AIM:
Would you transcribe the whole listing exactly, minus its pictures?

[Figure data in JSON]

******************************

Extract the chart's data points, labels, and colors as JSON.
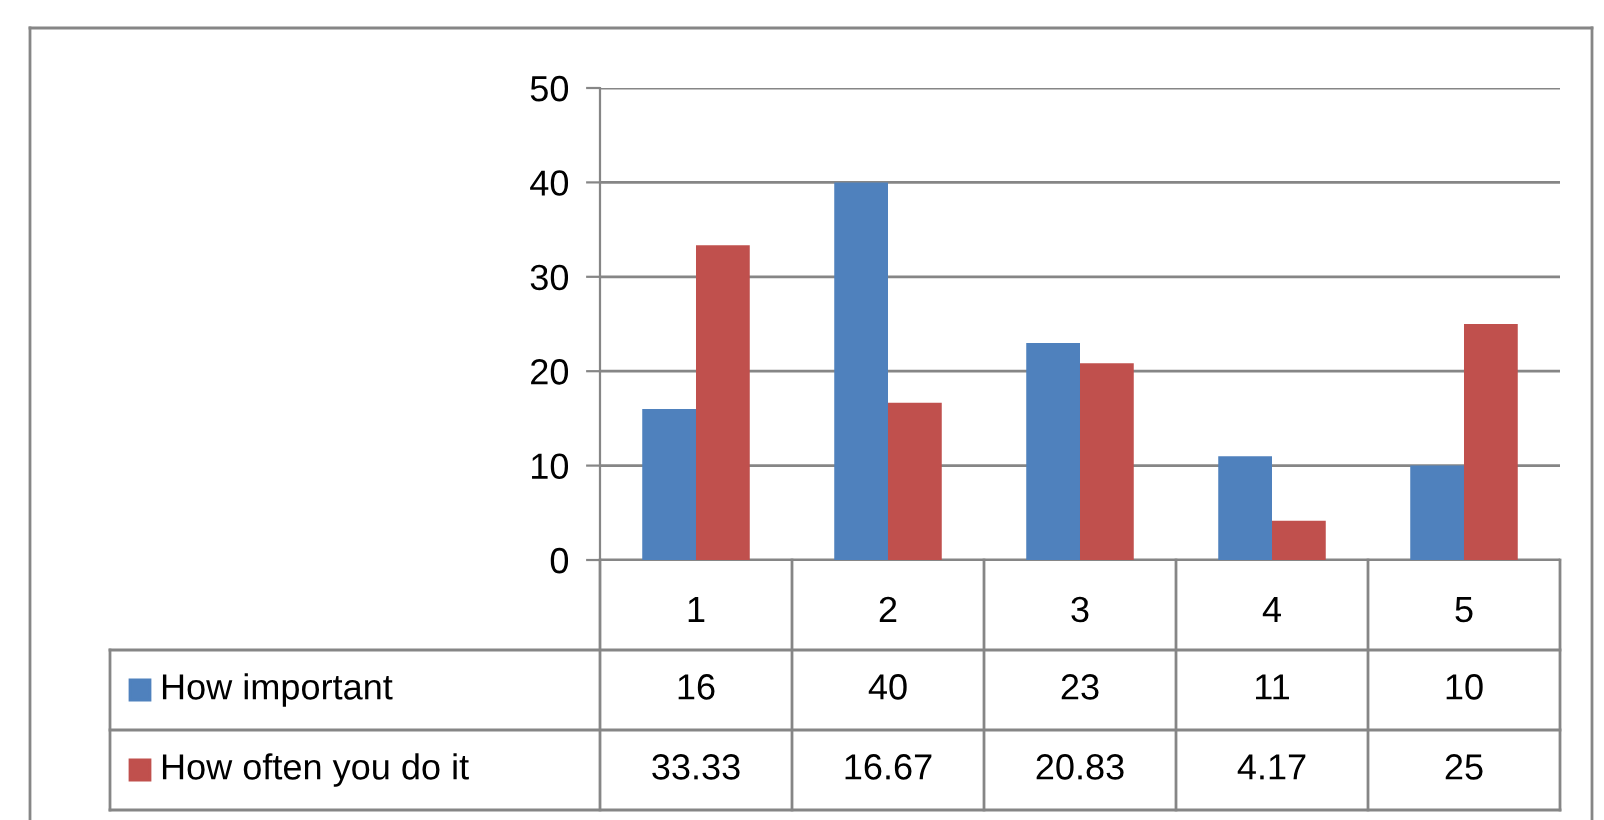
{
  "chart_data": {
    "type": "bar",
    "categories": [
      "1",
      "2",
      "3",
      "4",
      "5"
    ],
    "series": [
      {
        "name": "How important",
        "color": "#4f81bd",
        "values": [
          16,
          40,
          23,
          11,
          10
        ]
      },
      {
        "name": "How often you do it",
        "color": "#c0504d",
        "values": [
          33.33,
          16.67,
          20.83,
          4.17,
          25
        ]
      }
    ],
    "ylim": [
      0,
      50
    ],
    "yticks": [
      0,
      10,
      20,
      30,
      40,
      50
    ],
    "grid": "y",
    "legend": "bottom",
    "data_labels": true
  }
}
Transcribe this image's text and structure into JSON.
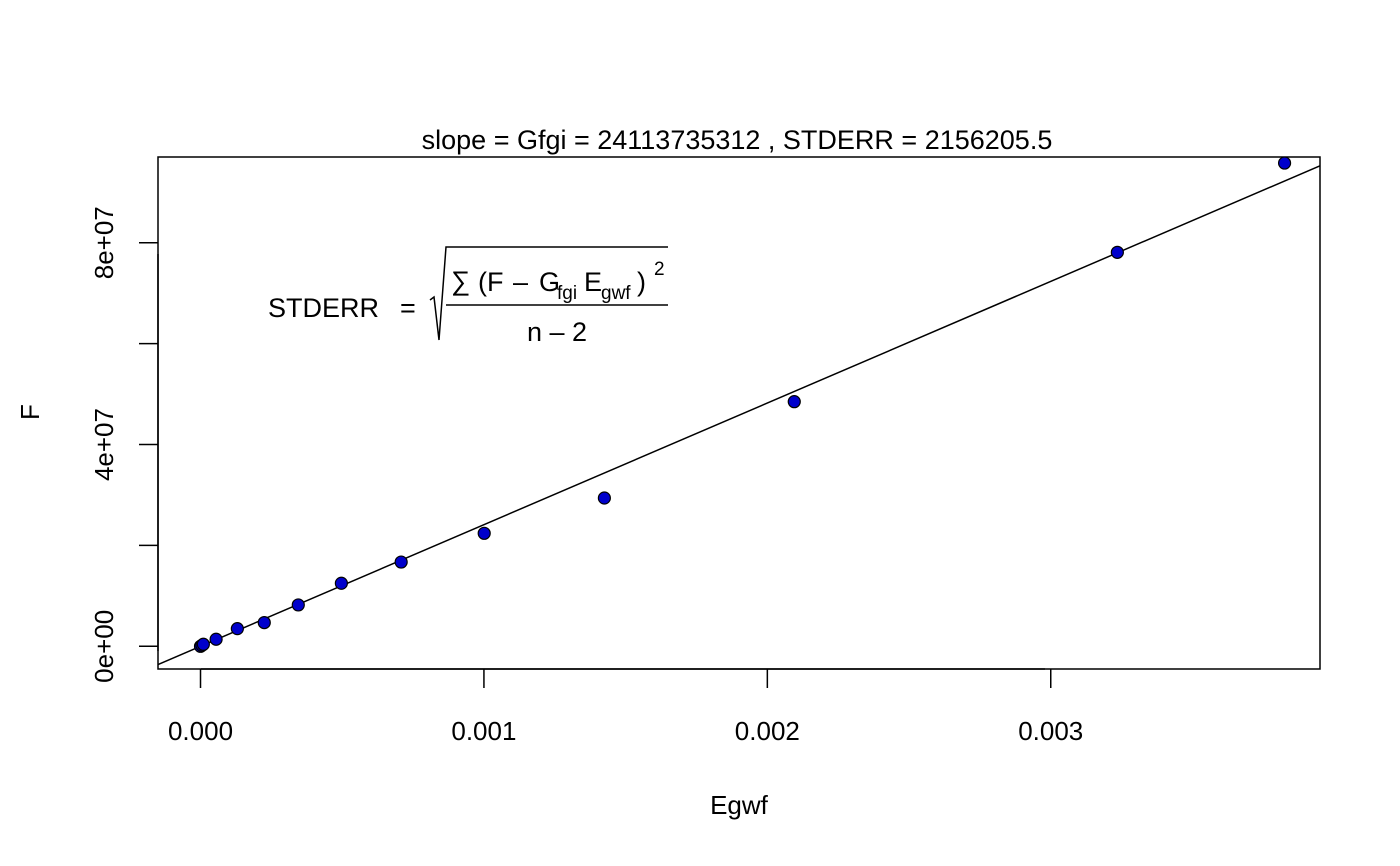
{
  "chart_data": {
    "type": "scatter",
    "title": "slope = Gfgi =  24113735312  , STDERR =  2156205.5",
    "xlabel": "Egwf",
    "ylabel": "F",
    "xlim": [
      -0.00015,
      0.00395
    ],
    "ylim": [
      -4500000,
      97000000
    ],
    "x_ticks": [
      {
        "value": 0.0,
        "label": "0.000"
      },
      {
        "value": 0.001,
        "label": "0.001"
      },
      {
        "value": 0.002,
        "label": "0.002"
      },
      {
        "value": 0.003,
        "label": "0.003"
      }
    ],
    "y_ticks": [
      {
        "value": 0,
        "label": "0e+00"
      },
      {
        "value": 20000000,
        "label": ""
      },
      {
        "value": 40000000,
        "label": "4e+07"
      },
      {
        "value": 60000000,
        "label": ""
      },
      {
        "value": 80000000,
        "label": "8e+07"
      }
    ],
    "grid": false,
    "point_color": "#0000cc",
    "points": [
      {
        "x": 0.0,
        "y": 0
      },
      {
        "x": 5e-06,
        "y": 200000
      },
      {
        "x": 1e-05,
        "y": 400000
      },
      {
        "x": 5.5e-05,
        "y": 1400000
      },
      {
        "x": 0.00013,
        "y": 3500000
      },
      {
        "x": 0.000225,
        "y": 4700000
      },
      {
        "x": 0.000345,
        "y": 8200000
      },
      {
        "x": 0.000497,
        "y": 12500000
      },
      {
        "x": 0.000708,
        "y": 16700000
      },
      {
        "x": 0.001001,
        "y": 22400000
      },
      {
        "x": 0.001425,
        "y": 29400000
      },
      {
        "x": 0.002095,
        "y": 48500000
      },
      {
        "x": 0.003235,
        "y": 78100000
      },
      {
        "x": 0.003825,
        "y": 95800000
      }
    ],
    "fit_line": {
      "slope": 24113735312,
      "intercept": 0,
      "color": "#000000"
    },
    "formula": {
      "lhs": "STDERR",
      "eq": "=",
      "sum": "∑",
      "open": "(F",
      "minus": "–",
      "G": "G",
      "G_sub": "fgi",
      "E": "E",
      "E_sub": "gwf",
      "close": ")",
      "power": "2",
      "denominator": "n – 2"
    }
  }
}
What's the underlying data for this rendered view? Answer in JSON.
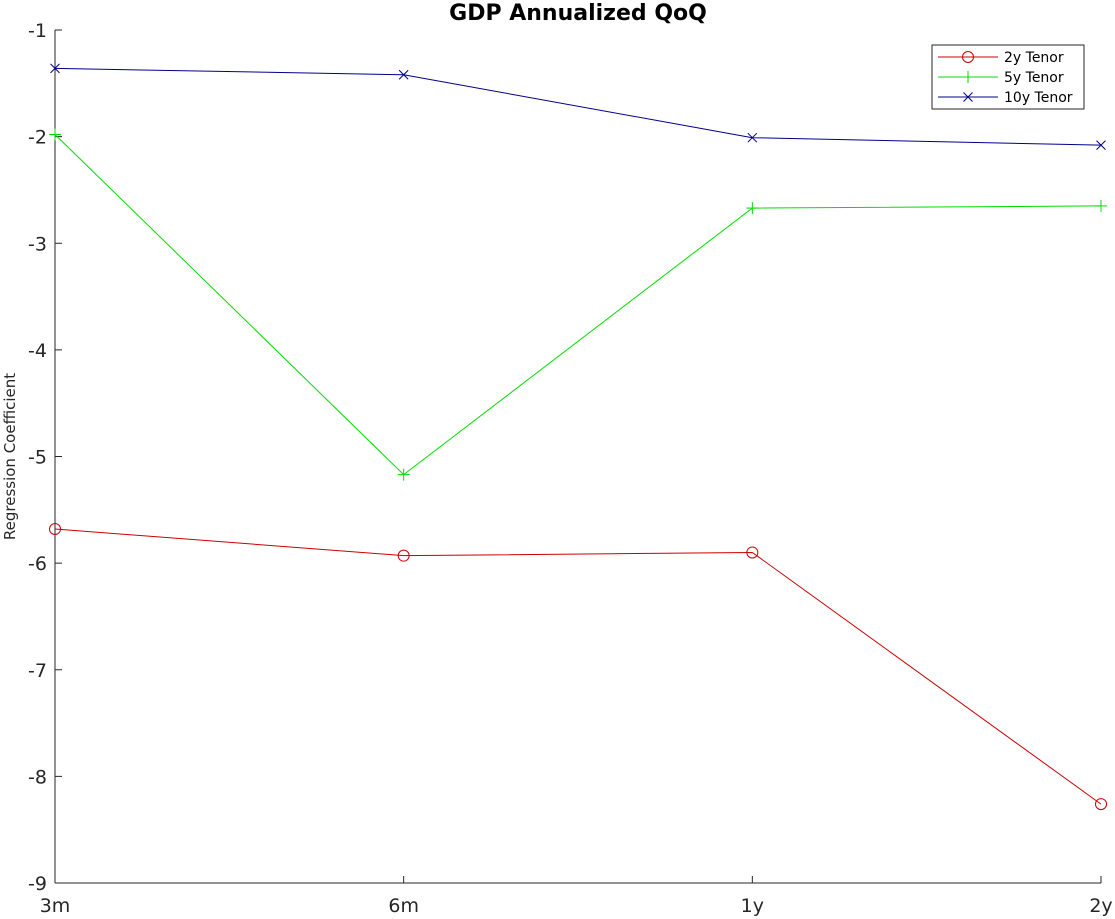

******************************

WRITTEN SOLUTION:
Extract the chart's data points, labels, and colors as JSON.
{
  "chart_data": {
    "type": "bar",
    "categories": [
      "1",
      "2",
      "3",
      "4",
      "5"
    ],
    "series": [
      {
        "name": "How important",
        "color": "#4f81bd",
        "values": [
          16,
          40,
          23,
          11,
          10
        ]
      },
      {
        "name": "How often you do it",
        "color": "#c0504d",
        "values": [
          33.33,
          16.67,
          20.83,
          4.17,
          25
        ]
      }
    ],
    "ylim": [
      0,
      50
    ],
    "yticks": [
      0,
      10,
      20,
      30,
      40,
      50
    ],
    "grid": "y",
    "legend": "bottom",
    "data_labels": true
  }
}
Transcribe this image's text and structure into JSON.
{
  "chart_data": {
    "type": "scatter",
    "title": "slope = Gfgi =  24113735312  , STDERR =  2156205.5",
    "xlabel": "Egwf",
    "ylabel": "F",
    "xlim": [
      -0.00015,
      0.00395
    ],
    "ylim": [
      -4500000,
      97000000
    ],
    "x_ticks": [
      {
        "value": 0.0,
        "label": "0.000"
      },
      {
        "value": 0.001,
        "label": "0.001"
      },
      {
        "value": 0.002,
        "label": "0.002"
      },
      {
        "value": 0.003,
        "label": "0.003"
      }
    ],
    "y_ticks": [
      {
        "value": 0,
        "label": "0e+00"
      },
      {
        "value": 20000000,
        "label": ""
      },
      {
        "value": 40000000,
        "label": "4e+07"
      },
      {
        "value": 60000000,
        "label": ""
      },
      {
        "value": 80000000,
        "label": "8e+07"
      }
    ],
    "grid": false,
    "point_color": "#0000cc",
    "points": [
      {
        "x": 0.0,
        "y": 0
      },
      {
        "x": 5e-06,
        "y": 200000
      },
      {
        "x": 1e-05,
        "y": 400000
      },
      {
        "x": 5.5e-05,
        "y": 1400000
      },
      {
        "x": 0.00013,
        "y": 3500000
      },
      {
        "x": 0.000225,
        "y": 4700000
      },
      {
        "x": 0.000345,
        "y": 8200000
      },
      {
        "x": 0.000497,
        "y": 12500000
      },
      {
        "x": 0.000708,
        "y": 16700000
      },
      {
        "x": 0.001001,
        "y": 22400000
      },
      {
        "x": 0.001425,
        "y": 29400000
      },
      {
        "x": 0.002095,
        "y": 48500000
      },
      {
        "x": 0.003235,
        "y": 78100000
      },
      {
        "x": 0.003825,
        "y": 95800000
      }
    ],
    "fit_line": {
      "slope": 24113735312,
      "intercept": 0,
      "color": "#000000"
    },
    "formula": {
      "lhs": "STDERR",
      "eq": "=",
      "sum": "∑",
      "open": "(F",
      "minus": "–",
      "G": "G",
      "G_sub": "fgi",
      "E": "E",
      "E_sub": "gwf",
      "close": ")",
      "power": "2",
      "denominator": "n – 2"
    }
  }
}
What's the underlying data for this rendered view? Answer in JSON.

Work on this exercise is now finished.